Stated task:
Find every line with the word "phát" and report how many there are, without any other text.

======== Raw data

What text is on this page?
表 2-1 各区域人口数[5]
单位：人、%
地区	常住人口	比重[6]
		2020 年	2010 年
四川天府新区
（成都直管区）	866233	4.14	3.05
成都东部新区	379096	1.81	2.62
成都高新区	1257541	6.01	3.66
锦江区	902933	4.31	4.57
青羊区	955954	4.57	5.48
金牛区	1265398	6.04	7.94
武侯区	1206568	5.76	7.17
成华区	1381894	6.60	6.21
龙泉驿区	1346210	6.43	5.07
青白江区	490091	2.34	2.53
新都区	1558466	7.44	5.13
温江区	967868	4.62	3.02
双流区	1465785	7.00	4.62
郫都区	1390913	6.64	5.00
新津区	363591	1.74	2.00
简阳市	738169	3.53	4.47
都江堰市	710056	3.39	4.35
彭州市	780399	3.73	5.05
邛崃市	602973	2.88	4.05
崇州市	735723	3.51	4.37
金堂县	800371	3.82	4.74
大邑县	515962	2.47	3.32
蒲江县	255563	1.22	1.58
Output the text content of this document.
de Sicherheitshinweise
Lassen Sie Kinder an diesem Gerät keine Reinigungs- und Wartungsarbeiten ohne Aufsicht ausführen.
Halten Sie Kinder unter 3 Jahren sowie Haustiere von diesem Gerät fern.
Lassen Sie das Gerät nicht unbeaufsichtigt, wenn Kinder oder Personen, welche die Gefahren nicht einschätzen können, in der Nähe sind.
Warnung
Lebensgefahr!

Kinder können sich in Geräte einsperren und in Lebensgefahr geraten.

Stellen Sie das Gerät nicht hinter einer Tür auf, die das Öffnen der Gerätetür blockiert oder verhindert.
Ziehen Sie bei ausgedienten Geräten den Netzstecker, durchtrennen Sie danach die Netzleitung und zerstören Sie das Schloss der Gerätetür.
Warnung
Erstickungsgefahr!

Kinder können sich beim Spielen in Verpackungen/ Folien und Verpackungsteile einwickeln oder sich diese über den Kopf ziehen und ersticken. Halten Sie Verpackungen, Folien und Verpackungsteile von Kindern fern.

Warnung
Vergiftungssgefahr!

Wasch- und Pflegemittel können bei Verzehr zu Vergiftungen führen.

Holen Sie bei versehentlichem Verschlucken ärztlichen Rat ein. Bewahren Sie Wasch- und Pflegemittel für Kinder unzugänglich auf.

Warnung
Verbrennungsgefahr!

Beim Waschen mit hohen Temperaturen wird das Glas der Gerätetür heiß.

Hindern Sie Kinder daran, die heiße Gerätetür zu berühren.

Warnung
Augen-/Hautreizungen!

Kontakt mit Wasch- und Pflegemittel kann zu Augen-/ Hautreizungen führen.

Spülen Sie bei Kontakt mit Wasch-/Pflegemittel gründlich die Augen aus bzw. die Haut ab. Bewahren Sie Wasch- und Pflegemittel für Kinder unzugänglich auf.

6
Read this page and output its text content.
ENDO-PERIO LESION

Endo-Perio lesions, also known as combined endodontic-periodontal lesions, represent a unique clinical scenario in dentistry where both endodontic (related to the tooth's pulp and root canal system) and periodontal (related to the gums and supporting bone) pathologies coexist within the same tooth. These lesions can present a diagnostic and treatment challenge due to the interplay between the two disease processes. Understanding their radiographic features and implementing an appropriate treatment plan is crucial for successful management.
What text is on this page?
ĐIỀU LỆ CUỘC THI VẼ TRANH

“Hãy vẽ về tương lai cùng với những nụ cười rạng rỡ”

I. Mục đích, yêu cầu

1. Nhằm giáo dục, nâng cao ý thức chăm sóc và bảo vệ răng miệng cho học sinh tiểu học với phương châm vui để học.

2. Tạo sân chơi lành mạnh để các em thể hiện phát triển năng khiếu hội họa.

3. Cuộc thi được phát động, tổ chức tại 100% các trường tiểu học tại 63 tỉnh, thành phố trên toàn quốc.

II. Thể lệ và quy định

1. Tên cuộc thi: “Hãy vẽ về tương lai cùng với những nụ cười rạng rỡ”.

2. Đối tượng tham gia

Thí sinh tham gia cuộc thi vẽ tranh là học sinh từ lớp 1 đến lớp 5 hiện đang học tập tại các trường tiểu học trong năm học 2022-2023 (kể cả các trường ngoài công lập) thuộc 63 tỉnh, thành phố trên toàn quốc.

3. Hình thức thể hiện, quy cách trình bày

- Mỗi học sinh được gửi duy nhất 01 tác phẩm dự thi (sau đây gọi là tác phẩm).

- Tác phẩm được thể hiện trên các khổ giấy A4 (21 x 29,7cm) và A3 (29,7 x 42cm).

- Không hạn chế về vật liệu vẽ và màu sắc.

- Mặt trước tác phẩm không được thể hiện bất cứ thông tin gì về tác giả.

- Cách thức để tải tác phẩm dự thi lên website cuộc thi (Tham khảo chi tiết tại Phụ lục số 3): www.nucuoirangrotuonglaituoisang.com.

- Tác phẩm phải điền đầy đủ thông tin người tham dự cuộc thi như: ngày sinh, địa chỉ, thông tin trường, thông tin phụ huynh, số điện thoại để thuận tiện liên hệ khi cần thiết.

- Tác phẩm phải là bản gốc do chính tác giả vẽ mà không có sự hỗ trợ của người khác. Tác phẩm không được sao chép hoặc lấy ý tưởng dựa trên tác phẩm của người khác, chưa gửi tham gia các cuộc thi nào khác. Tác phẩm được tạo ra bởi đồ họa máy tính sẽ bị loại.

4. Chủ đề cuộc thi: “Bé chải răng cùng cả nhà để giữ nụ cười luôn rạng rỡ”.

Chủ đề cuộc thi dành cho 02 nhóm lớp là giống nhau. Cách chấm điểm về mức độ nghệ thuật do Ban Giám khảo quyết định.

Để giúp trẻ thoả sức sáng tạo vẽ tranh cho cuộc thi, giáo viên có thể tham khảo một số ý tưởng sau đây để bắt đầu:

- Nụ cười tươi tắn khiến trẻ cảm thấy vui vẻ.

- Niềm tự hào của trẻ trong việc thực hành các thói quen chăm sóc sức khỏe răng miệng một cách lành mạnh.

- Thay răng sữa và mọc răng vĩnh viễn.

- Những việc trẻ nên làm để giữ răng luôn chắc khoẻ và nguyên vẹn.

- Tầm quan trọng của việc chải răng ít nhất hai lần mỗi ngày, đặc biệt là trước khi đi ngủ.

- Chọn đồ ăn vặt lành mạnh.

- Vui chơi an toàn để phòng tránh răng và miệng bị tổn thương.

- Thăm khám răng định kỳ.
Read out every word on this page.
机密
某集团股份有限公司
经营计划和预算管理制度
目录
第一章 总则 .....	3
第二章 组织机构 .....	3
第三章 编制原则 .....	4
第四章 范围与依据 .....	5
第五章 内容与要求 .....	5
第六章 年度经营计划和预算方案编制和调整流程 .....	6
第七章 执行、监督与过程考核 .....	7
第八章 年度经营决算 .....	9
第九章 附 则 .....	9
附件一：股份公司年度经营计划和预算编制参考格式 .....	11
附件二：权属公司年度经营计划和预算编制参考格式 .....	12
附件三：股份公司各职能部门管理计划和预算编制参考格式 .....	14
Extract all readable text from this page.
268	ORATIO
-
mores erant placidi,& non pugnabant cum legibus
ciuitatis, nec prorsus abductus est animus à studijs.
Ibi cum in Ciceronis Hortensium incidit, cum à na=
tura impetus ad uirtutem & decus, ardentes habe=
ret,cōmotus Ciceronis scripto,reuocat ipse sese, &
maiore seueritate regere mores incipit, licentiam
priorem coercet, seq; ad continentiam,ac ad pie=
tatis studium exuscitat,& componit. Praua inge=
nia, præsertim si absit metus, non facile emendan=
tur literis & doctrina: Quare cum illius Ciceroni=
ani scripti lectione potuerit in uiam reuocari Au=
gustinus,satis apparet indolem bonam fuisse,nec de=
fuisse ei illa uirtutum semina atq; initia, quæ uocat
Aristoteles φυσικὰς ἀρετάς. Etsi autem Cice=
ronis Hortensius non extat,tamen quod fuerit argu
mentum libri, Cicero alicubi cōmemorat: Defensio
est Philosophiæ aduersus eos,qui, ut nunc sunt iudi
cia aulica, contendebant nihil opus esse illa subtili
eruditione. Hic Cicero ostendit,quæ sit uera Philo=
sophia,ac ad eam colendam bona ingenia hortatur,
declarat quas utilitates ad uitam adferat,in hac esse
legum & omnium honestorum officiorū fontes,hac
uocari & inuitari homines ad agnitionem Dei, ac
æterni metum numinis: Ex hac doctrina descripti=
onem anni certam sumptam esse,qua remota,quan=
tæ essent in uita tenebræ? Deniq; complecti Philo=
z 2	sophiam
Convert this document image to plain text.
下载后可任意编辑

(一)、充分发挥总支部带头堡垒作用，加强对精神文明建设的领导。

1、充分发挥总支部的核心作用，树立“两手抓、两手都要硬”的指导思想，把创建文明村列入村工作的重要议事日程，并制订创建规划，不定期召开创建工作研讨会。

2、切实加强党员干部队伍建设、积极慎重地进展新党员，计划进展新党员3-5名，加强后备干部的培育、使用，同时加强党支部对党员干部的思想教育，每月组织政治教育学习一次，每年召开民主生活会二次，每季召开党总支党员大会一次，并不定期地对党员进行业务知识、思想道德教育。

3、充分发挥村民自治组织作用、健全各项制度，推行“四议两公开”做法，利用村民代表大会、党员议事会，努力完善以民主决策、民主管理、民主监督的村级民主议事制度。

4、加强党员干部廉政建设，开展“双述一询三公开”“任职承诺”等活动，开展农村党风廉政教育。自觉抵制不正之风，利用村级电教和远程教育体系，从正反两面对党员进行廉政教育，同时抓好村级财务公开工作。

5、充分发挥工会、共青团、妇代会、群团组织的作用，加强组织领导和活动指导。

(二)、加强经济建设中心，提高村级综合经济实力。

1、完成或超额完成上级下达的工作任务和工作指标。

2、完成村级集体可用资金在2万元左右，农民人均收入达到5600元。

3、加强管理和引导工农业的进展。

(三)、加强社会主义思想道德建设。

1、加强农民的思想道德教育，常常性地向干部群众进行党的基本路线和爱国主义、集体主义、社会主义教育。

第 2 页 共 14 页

================

Answer to this exercise:
2